## TASK GOAL
Give every line of the material again, exactly as written.

## INFORMATION SUPPLIED
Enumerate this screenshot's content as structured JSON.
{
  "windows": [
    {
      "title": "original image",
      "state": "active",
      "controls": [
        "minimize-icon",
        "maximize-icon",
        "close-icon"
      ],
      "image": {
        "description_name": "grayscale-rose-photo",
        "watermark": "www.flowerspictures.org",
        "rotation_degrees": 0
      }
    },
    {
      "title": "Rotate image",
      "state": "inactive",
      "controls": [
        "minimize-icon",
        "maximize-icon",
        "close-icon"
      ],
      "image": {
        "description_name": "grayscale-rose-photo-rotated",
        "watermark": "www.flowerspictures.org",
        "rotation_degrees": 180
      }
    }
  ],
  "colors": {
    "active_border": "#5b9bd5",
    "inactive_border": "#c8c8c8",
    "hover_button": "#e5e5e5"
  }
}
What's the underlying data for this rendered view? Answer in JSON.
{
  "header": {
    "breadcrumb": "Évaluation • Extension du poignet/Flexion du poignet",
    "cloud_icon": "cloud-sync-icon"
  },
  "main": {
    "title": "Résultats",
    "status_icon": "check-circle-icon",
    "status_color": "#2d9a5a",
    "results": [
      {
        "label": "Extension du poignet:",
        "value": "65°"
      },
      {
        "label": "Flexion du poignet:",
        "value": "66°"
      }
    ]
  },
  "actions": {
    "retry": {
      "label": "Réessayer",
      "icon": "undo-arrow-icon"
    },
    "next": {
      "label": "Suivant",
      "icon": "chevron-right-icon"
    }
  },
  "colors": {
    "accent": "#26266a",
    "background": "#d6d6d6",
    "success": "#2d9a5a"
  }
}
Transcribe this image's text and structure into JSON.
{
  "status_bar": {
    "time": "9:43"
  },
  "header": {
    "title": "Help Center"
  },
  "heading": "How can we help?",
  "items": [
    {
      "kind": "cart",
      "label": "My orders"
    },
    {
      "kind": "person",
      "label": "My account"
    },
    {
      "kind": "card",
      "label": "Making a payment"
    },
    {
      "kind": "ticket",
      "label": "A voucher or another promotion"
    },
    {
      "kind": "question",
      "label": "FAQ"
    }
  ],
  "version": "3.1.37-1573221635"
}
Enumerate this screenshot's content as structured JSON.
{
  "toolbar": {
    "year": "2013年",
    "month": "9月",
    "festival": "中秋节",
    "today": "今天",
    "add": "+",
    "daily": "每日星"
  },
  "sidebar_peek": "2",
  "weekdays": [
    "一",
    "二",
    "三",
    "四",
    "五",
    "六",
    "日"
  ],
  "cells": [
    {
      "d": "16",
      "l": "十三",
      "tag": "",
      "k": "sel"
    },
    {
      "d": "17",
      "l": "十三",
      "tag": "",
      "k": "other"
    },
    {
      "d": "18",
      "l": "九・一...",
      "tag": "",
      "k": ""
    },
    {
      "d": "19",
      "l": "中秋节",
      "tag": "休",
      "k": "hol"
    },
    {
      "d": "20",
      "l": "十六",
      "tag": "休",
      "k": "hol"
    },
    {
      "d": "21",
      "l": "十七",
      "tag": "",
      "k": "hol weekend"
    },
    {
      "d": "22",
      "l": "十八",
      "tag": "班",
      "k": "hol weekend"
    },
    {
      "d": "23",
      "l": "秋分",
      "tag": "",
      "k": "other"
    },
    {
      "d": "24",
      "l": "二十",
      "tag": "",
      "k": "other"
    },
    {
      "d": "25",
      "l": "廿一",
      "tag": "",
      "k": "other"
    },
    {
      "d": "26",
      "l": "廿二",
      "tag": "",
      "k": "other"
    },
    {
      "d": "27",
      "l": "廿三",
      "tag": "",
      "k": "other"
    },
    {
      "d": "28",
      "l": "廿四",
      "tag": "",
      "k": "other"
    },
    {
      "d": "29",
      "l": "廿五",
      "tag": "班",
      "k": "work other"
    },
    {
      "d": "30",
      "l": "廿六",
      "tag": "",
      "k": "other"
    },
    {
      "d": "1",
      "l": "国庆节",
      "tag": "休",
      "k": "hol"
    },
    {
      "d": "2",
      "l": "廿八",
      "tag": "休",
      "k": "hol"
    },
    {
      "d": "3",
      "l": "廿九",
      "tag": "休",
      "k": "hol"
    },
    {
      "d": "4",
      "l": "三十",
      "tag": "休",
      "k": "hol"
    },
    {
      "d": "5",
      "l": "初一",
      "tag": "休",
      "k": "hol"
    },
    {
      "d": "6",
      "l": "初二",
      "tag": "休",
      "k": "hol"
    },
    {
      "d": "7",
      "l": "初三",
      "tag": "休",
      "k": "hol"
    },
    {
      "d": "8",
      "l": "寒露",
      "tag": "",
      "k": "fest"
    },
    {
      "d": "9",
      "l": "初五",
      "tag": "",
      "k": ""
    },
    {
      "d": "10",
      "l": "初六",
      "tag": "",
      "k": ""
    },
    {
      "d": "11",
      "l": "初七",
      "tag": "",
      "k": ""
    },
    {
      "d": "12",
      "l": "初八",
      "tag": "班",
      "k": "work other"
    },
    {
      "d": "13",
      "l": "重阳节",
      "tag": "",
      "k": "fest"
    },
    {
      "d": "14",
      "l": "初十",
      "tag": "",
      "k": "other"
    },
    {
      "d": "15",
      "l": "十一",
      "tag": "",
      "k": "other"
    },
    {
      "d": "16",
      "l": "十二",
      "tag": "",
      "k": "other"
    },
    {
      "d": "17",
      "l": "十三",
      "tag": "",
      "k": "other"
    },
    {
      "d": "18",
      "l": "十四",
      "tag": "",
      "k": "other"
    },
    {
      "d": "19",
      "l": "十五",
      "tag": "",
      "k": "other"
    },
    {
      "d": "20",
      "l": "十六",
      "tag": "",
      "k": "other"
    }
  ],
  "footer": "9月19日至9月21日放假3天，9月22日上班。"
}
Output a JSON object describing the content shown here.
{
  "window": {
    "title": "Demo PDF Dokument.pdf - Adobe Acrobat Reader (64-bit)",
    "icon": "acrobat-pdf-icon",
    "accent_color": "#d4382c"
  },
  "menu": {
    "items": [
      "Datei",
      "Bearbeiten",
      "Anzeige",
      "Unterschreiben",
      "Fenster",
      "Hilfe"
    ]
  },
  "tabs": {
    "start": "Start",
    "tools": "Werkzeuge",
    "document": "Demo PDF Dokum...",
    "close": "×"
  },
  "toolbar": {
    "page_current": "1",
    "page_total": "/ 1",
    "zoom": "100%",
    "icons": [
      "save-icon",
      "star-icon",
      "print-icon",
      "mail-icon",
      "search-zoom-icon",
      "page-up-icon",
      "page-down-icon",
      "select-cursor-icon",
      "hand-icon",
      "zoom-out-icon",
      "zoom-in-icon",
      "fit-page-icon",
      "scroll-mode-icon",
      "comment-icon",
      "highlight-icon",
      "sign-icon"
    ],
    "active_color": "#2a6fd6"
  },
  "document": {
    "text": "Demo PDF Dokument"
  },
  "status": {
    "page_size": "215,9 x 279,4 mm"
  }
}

## TASK OUTPUT
Enumerate this screenshot's content as structured JSON.
{
  "windows": [
    {
      "title": "original image",
      "state": "active",
      "controls": [
        "minimize-icon",
        "maximize-icon",
        "close-icon"
      ],
      "image": {
        "description_name": "grayscale-rose-photo",
        "watermark": "www.flowerspictures.org",
        "rotation_degrees": 0
      }
    },
    {
      "title": "Rotate image",
      "state": "inactive",
      "controls": [
        "minimize-icon",
        "maximize-icon",
        "close-icon"
      ],
      "image": {
        "description_name": "grayscale-rose-photo-rotated",
        "watermark": "www.flowerspictures.org",
        "rotation_degrees": 180
      }
    }
  ],
  "colors": {
    "active_border": "#5b9bd5",
    "inactive_border": "#c8c8c8",
    "hover_button": "#e5e5e5"
  }
}
What's the underlying data for this rendered view? Answer in JSON.
{
  "header": {
    "breadcrumb": "Évaluation • Extension du poignet/Flexion du poignet",
    "cloud_icon": "cloud-sync-icon"
  },
  "main": {
    "title": "Résultats",
    "status_icon": "check-circle-icon",
    "status_color": "#2d9a5a",
    "results": [
      {
        "label": "Extension du poignet:",
        "value": "65°"
      },
      {
        "label": "Flexion du poignet:",
        "value": "66°"
      }
    ]
  },
  "actions": {
    "retry": {
      "label": "Réessayer",
      "icon": "undo-arrow-icon"
    },
    "next": {
      "label": "Suivant",
      "icon": "chevron-right-icon"
    }
  },
  "colors": {
    "accent": "#26266a",
    "background": "#d6d6d6",
    "success": "#2d9a5a"
  }
}
Transcribe this image's text and structure into JSON.
{
  "status_bar": {
    "time": "9:43"
  },
  "header": {
    "title": "Help Center"
  },
  "heading": "How can we help?",
  "items": [
    {
      "kind": "cart",
      "label": "My orders"
    },
    {
      "kind": "person",
      "label": "My account"
    },
    {
      "kind": "card",
      "label": "Making a payment"
    },
    {
      "kind": "ticket",
      "label": "A voucher or another promotion"
    },
    {
      "kind": "question",
      "label": "FAQ"
    }
  ],
  "version": "3.1.37-1573221635"
}
Enumerate this screenshot's content as structured JSON.
{
  "toolbar": {
    "year": "2013年",
    "month": "9月",
    "festival": "中秋节",
    "today": "今天",
    "add": "+",
    "daily": "每日星"
  },
  "sidebar_peek": "2",
  "weekdays": [
    "一",
    "二",
    "三",
    "四",
    "五",
    "六",
    "日"
  ],
  "cells": [
    {
      "d": "16",
      "l": "十三",
      "tag": "",
      "k": "sel"
    },
    {
      "d": "17",
      "l": "十三",
      "tag": "",
      "k": "other"
    },
    {
      "d": "18",
      "l": "九・一...",
      "tag": "",
      "k": ""
    },
    {
      "d": "19",
      "l": "中秋节",
      "tag": "休",
      "k": "hol"
    },
    {
      "d": "20",
      "l": "十六",
      "tag": "休",
      "k": "hol"
    },
    {
      "d": "21",
      "l": "十七",
      "tag": "",
      "k": "hol weekend"
    },
    {
      "d": "22",
      "l": "十八",
      "tag": "班",
      "k": "hol weekend"
    },
    {
      "d": "23",
      "l": "秋分",
      "tag": "",
      "k": "other"
    },
    {
      "d": "24",
      "l": "二十",
      "tag": "",
      "k": "other"
    },
    {
      "d": "25",
      "l": "廿一",
      "tag": "",
      "k": "other"
    },
    {
      "d": "26",
      "l": "廿二",
      "tag": "",
      "k": "other"
    },
    {
      "d": "27",
      "l": "廿三",
      "tag": "",
      "k": "other"
    },
    {
      "d": "28",
      "l": "廿四",
      "tag": "",
      "k": "other"
    },
    {
      "d": "29",
      "l": "廿五",
      "tag": "班",
      "k": "work other"
    },
    {
      "d": "30",
      "l": "廿六",
      "tag": "",
      "k": "other"
    },
    {
      "d": "1",
      "l": "国庆节",
      "tag": "休",
      "k": "hol"
    },
    {
      "d": "2",
      "l": "廿八",
      "tag": "休",
      "k": "hol"
    },
    {
      "d": "3",
      "l": "廿九",
      "tag": "休",
      "k": "hol"
    },
    {
      "d": "4",
      "l": "三十",
      "tag": "休",
      "k": "hol"
    },
    {
      "d": "5",
      "l": "初一",
      "tag": "休",
      "k": "hol"
    },
    {
      "d": "6",
      "l": "初二",
      "tag": "休",
      "k": "hol"
    },
    {
      "d": "7",
      "l": "初三",
      "tag": "休",
      "k": "hol"
    },
    {
      "d": "8",
      "l": "寒露",
      "tag": "",
      "k": "fest"
    },
    {
      "d": "9",
      "l": "初五",
      "tag": "",
      "k": ""
    },
    {
      "d": "10",
      "l": "初六",
      "tag": "",
      "k": ""
    },
    {
      "d": "11",
      "l": "初七",
      "tag": "",
      "k": ""
    },
    {
      "d": "12",
      "l": "初八",
      "tag": "班",
      "k": "work other"
    },
    {
      "d": "13",
      "l": "重阳节",
      "tag": "",
      "k": "fest"
    },
    {
      "d": "14",
      "l": "初十",
      "tag": "",
      "k": "other"
    },
    {
      "d": "15",
      "l": "十一",
      "tag": "",
      "k": "other"
    },
    {
      "d": "16",
      "l": "十二",
      "tag": "",
      "k": "other"
    },
    {
      "d": "17",
      "l": "十三",
      "tag": "",
      "k": "other"
    },
    {
      "d": "18",
      "l": "十四",
      "tag": "",
      "k": "other"
    },
    {
      "d": "19",
      "l": "十五",
      "tag": "",
      "k": "other"
    },
    {
      "d": "20",
      "l": "十六",
      "tag": "",
      "k": "other"
    }
  ],
  "footer": "9月19日至9月21日放假3天，9月22日上班。"
}
Output a JSON object describing the content shown here.
{
  "window": {
    "title": "Demo PDF Dokument.pdf - Adobe Acrobat Reader (64-bit)",
    "icon": "acrobat-pdf-icon",
    "accent_color": "#d4382c"
  },
  "menu": {
    "items": [
      "Datei",
      "Bearbeiten",
      "Anzeige",
      "Unterschreiben",
      "Fenster",
      "Hilfe"
    ]
  },
  "tabs": {
    "start": "Start",
    "tools": "Werkzeuge",
    "document": "Demo PDF Dokum...",
    "close": "×"
  },
  "toolbar": {
    "page_current": "1",
    "page_total": "/ 1",
    "zoom": "100%",
    "icons": [
      "save-icon",
      "star-icon",
      "print-icon",
      "mail-icon",
      "search-zoom-icon",
      "page-up-icon",
      "page-down-icon",
      "select-cursor-icon",
      "hand-icon",
      "zoom-out-icon",
      "zoom-in-icon",
      "fit-page-icon",
      "scroll-mode-icon",
      "comment-icon",
      "highlight-icon",
      "sign-icon"
    ],
    "active_color": "#2a6fd6"
  },
  "document": {
    "text": "Demo PDF Dokument"
  },
  "status": {
    "page_size": "215,9 x 279,4 mm"
  }
}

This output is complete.